Give the listing again in full, exactly as written.
%%
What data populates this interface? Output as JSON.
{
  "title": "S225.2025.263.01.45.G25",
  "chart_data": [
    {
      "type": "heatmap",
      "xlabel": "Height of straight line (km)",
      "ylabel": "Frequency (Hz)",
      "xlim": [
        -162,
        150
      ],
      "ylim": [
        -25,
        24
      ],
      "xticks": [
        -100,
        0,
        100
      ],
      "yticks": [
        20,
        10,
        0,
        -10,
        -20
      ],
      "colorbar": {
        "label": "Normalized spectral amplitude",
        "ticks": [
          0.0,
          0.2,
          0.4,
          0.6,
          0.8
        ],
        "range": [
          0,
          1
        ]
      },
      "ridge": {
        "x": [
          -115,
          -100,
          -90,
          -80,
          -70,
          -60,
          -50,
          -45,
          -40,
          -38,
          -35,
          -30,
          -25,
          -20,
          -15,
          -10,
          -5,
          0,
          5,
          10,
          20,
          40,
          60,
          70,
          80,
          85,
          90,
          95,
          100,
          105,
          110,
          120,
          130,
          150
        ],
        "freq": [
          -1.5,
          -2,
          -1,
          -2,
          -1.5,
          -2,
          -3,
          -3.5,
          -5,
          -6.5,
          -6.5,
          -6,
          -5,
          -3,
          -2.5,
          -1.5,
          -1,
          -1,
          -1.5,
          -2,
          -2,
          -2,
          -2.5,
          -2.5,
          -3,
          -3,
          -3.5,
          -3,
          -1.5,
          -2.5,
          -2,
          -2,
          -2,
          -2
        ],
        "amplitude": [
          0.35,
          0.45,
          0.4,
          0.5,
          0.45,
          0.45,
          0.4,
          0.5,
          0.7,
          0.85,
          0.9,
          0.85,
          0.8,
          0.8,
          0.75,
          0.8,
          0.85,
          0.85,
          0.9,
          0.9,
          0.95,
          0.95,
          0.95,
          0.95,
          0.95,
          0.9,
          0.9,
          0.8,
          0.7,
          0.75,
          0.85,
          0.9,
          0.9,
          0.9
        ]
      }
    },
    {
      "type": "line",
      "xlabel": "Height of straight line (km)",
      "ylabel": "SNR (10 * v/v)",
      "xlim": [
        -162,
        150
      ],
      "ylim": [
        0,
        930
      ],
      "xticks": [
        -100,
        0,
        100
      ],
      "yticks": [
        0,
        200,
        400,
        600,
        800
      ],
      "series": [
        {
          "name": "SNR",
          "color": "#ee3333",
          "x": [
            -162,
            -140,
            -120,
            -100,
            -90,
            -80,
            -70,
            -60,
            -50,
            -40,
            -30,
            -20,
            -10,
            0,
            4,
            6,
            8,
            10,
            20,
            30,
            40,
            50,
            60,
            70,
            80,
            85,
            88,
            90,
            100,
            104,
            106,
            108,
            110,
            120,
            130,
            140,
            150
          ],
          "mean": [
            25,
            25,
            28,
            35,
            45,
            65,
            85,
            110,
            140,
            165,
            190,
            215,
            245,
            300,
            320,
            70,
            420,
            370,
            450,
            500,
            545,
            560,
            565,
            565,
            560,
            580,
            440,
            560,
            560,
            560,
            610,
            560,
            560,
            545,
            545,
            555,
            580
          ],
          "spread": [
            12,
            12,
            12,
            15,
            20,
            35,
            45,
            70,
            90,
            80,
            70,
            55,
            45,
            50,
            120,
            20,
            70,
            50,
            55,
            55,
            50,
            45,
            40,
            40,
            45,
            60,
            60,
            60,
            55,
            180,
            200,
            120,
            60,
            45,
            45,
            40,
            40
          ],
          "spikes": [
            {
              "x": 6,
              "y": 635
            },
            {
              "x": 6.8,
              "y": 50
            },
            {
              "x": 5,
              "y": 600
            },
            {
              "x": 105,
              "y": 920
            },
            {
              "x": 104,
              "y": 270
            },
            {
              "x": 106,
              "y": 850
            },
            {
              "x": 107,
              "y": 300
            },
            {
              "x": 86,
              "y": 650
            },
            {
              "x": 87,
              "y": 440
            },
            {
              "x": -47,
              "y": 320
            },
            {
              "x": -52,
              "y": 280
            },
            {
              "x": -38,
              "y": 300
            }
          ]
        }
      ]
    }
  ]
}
%%
== Exercise result ==
What data populates this interface? Output as JSON.
{
  "title": "S225.2025.263.01.45.G25",
  "chart_data": [
    {
      "type": "heatmap",
      "xlabel": "Height of straight line (km)",
      "ylabel": "Frequency (Hz)",
      "xlim": [
        -162,
        150
      ],
      "ylim": [
        -25,
        24
      ],
      "xticks": [
        -100,
        0,
        100
      ],
      "yticks": [
        20,
        10,
        0,
        -10,
        -20
      ],
      "colorbar": {
        "label": "Normalized spectral amplitude",
        "ticks": [
          0.0,
          0.2,
          0.4,
          0.6,
          0.8
        ],
        "range": [
          0,
          1
        ]
      },
      "ridge": {
        "x": [
          -115,
          -100,
          -90,
          -80,
          -70,
          -60,
          -50,
          -45,
          -40,
          -38,
          -35,
          -30,
          -25,
          -20,
          -15,
          -10,
          -5,
          0,
          5,
          10,
          20,
          40,
          60,
          70,
          80,
          85,
          90,
          95,
          100,
          105,
          110,
          120,
          130,
          150
        ],
        "freq": [
          -1.5,
          -2,
          -1,
          -2,
          -1.5,
          -2,
          -3,
          -3.5,
          -5,
          -6.5,
          -6.5,
          -6,
          -5,
          -3,
          -2.5,
          -1.5,
          -1,
          -1,
          -1.5,
          -2,
          -2,
          -2,
          -2.5,
          -2.5,
          -3,
          -3,
          -3.5,
          -3,
          -1.5,
          -2.5,
          -2,
          -2,
          -2,
          -2
        ],
        "amplitude": [
          0.35,
          0.45,
          0.4,
          0.5,
          0.45,
          0.45,
          0.4,
          0.5,
          0.7,
          0.85,
          0.9,
          0.85,
          0.8,
          0.8,
          0.75,
          0.8,
          0.85,
          0.85,
          0.9,
          0.9,
          0.95,
          0.95,
          0.95,
          0.95,
          0.95,
          0.9,
          0.9,
          0.8,
          0.7,
          0.75,
          0.85,
          0.9,
          0.9,
          0.9
        ]
      }
    },
    {
      "type": "line",
      "xlabel": "Height of straight line (km)",
      "ylabel": "SNR (10 * v/v)",
      "xlim": [
        -162,
        150
      ],
      "ylim": [
        0,
        930
      ],
      "xticks": [
        -100,
        0,
        100
      ],
      "yticks": [
        0,
        200,
        400,
        600,
        800
      ],
      "series": [
        {
          "name": "SNR",
          "color": "#ee3333",
          "x": [
            -162,
            -140,
            -120,
            -100,
            -90,
            -80,
            -70,
            -60,
            -50,
            -40,
            -30,
            -20,
            -10,
            0,
            4,
            6,
            8,
            10,
            20,
            30,
            40,
            50,
            60,
            70,
            80,
            85,
            88,
            90,
            100,
            104,
            106,
            108,
            110,
            120,
            130,
            140,
            150
          ],
          "mean": [
            25,
            25,
            28,
            35,
            45,
            65,
            85,
            110,
            140,
            165,
            190,
            215,
            245,
            300,
            320,
            70,
            420,
            370,
            450,
            500,
            545,
            560,
            565,
            565,
            560,
            580,
            440,
            560,
            560,
            560,
            610,
            560,
            560,
            545,
            545,
            555,
            580
          ],
          "spread": [
            12,
            12,
            12,
            15,
            20,
            35,
            45,
            70,
            90,
            80,
            70,
            55,
            45,
            50,
            120,
            20,
            70,
            50,
            55,
            55,
            50,
            45,
            40,
            40,
            45,
            60,
            60,
            60,
            55,
            180,
            200,
            120,
            60,
            45,
            45,
            40,
            40
          ],
          "spikes": [
            {
              "x": 6,
              "y": 635
            },
            {
              "x": 6.8,
              "y": 50
            },
            {
              "x": 5,
              "y": 600
            },
            {
              "x": 105,
              "y": 920
            },
            {
              "x": 104,
              "y": 270
            },
            {
              "x": 106,
              "y": 850
            },
            {
              "x": 107,
              "y": 300
            },
            {
              "x": 86,
              "y": 650
            },
            {
              "x": 87,
              "y": 440
            },
            {
              "x": -47,
              "y": 320
            },
            {
              "x": -52,
              "y": 280
            },
            {
              "x": -38,
              "y": 300
            }
          ]
        }
      ]
    }
  ]
}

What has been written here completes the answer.